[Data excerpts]
§

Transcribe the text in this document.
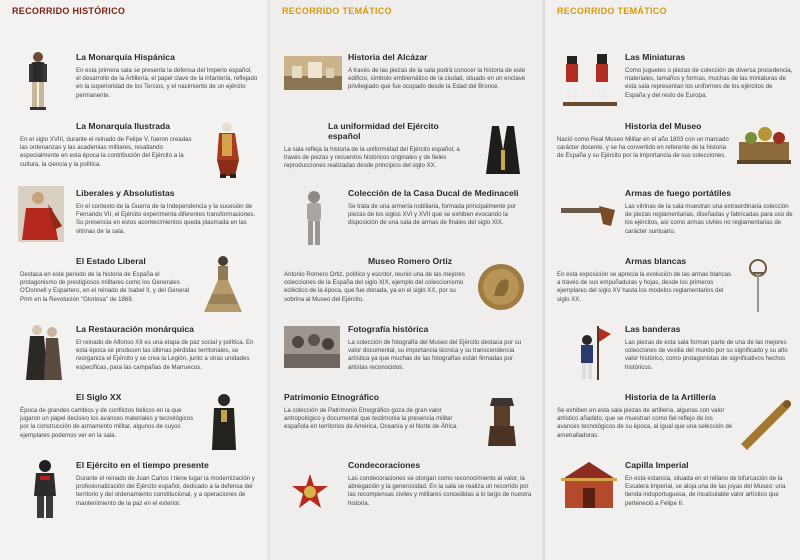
RECORRIDO HISTÓRICO
La Monarquía Hispánica

En esta primera sala se presenta la defensa del Imperio español, el desarrollo de la Artillería, el papel clave de la infantería, reflejado en la superioridad de los Tercios, y el nacimiento de un ejército permanente.

La Monarquía Ilustrada

En el siglo XVIII, durante el reinado de Felipe V, fueron creadas las ordenanzas y las academias militares, resaltando especialmente en esta época la contribución del Ejército a la cultura, la ciencia y la política.

Liberales y Absolutistas

En el contexto de la Guerra de la Independencia y la sucesión de Fernando VII, el Ejército experimenta diferentes transformaciones. Su presencia en estos acontecimientos queda plasmada en las vitrinas de la sala.

El Estado Liberal

Destaca en este periodo de la historia de España el protagonismo de prestigiosos militares como los Generales O'Donnell y Espartero, en el reinado de Isabel II, y del General Prim en la Revolución "Gloriosa" de 1868.

La Restauración monárquica

El reinado de Alfonso XII es una etapa de paz social y política. En esta época se producen las últimas pérdidas territoriales, se reorganiza el Ejército y se crea la Legión, junto a otras unidades específicas, para las campañas de Marruecos.

El Siglo XX

Época de grandes cambios y de conflictos bélicos en la que jugaron un papel decisivo los avances materiales y tecnológicos por la construcción de armamento militar, algunos de cuyos ejemplares podemos ver en la sala.

El Ejército en el tiempo presente

Durante el reinado de Juan Carlos I tiene lugar la modernización y profesionalización del Ejército español, dedicado a la defensa del territorio y del ordenamiento constitucional, y a operaciones de mantenimiento de la paz en el exterior.

RECORRIDO TEMÁTICO
Historia del Alcázar

A través de las piezas de la sala podrá conocer la historia de este edificio, símbolo emblemático de la ciudad, situado en un enclave privilegiado que fue ocupado desde la Edad del Bronce.

La uniformidad del Ejército español

La sala refleja la historia de la uniformidad del Ejército español, a través de piezas y recuerdos históricos originales y de fieles reproducciones realizadas desde principios del siglo XX.

Colección de la Casa Ducal de Medinaceli

Se trata de una armería nobiliaria, formada principalmente por piezas de los siglos XVI y XVII que se exhiben evocando la disposición de una sala de armas de finales del siglo XIX.

Museo Romero Ortiz

Antonio Romero Ortiz, político y escritor, reunió una de las mejores colecciones de la España del siglo XIX, ejemplo del coleccionismo ecléctico de la época, que fue donada, ya en el siglo XX, por su sobrina al Museo del Ejército.

Fotografía histórica

La colección de fotografía del Museo del Ejército destaca por su valor documental, su importancia técnica y su transcendencia artística ya que muchas de las fotografías están firmadas por artistas reconocidos.

Patrimonio Etnográfico

La colección de Patrimonio Etnográfico goza de gran valor antropológico y documental que testimonia la presencia militar española en territorios de América, Oceanía y el Norte de África.

Condecoraciones

Las condecoraciones se otorgan como reconocimiento al valor, la abnegación y la generosidad. En la sala se realiza un recorrido por las recompensas civiles y militares concedidas a lo largo de nuestra historia.

RECORRIDO TEMÁTICO
Las Miniaturas

Como juguetes o piezas de colección de diversa procedencia, materiales, tamaños y formas, muchas de las miniaturas de esta sala representan los uniformes de los ejércitos de España y del resto de Europa.

Historia del Museo

Nació como Real Museo Militar en el año 1803 con un marcado carácter docente, y se ha convertido en referente de la historia de España y su Ejército por la importancia de sus colecciones.

Armas de fuego portátiles

Las vitrinas de la sala muestran una extraordinaria colección de piezas reglamentarias, diseñadas y fabricadas para uso de los ejércitos, así como armas civiles no reglamentarias de carácter suntuario.

Armas blancas

En esta exposición se aprecia la evolución de las armas blancas a través de sus empuñaduras y hojas, desde los primeros ejemplares del siglo XV hasta los modelos reglamentarios del siglo XX.

Las banderas

Las piezas de esta sala forman parte de una de las mejores colecciones de vexilia del mundo por su significado y su alto valor histórico, como protagonistas de significativos hechos históricos.

Historia de la Artillería

Se exhiben en esta sala piezas de artillería, algunas con valor artístico añadido, que se muestran como fiel reflejo de los avances tecnológicos de su época, al igual que una selección de ametralladoras.

Capilla Imperial

En esta estancia, situada en el rellano de bifurcación de la Escalera Imperial, se aloja una de las joyas del Museo: una tienda indoportuguesa, de incalculable valor artístico que perteneció a Felipe II.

§

WHAT YOU ARE ASKED TO DO — Looking at the data above, show all lines where the word "Imperial" occurs.

EXERCISE SOLUTION —
Capilla Imperial
En esta estancia, situada en el rellano de bifurcación de la Escalera Imperial, se aloja una de las joyas del Museo: una tienda indoportuguesa, de incalculable valor artístico que perteneció a Felipe II.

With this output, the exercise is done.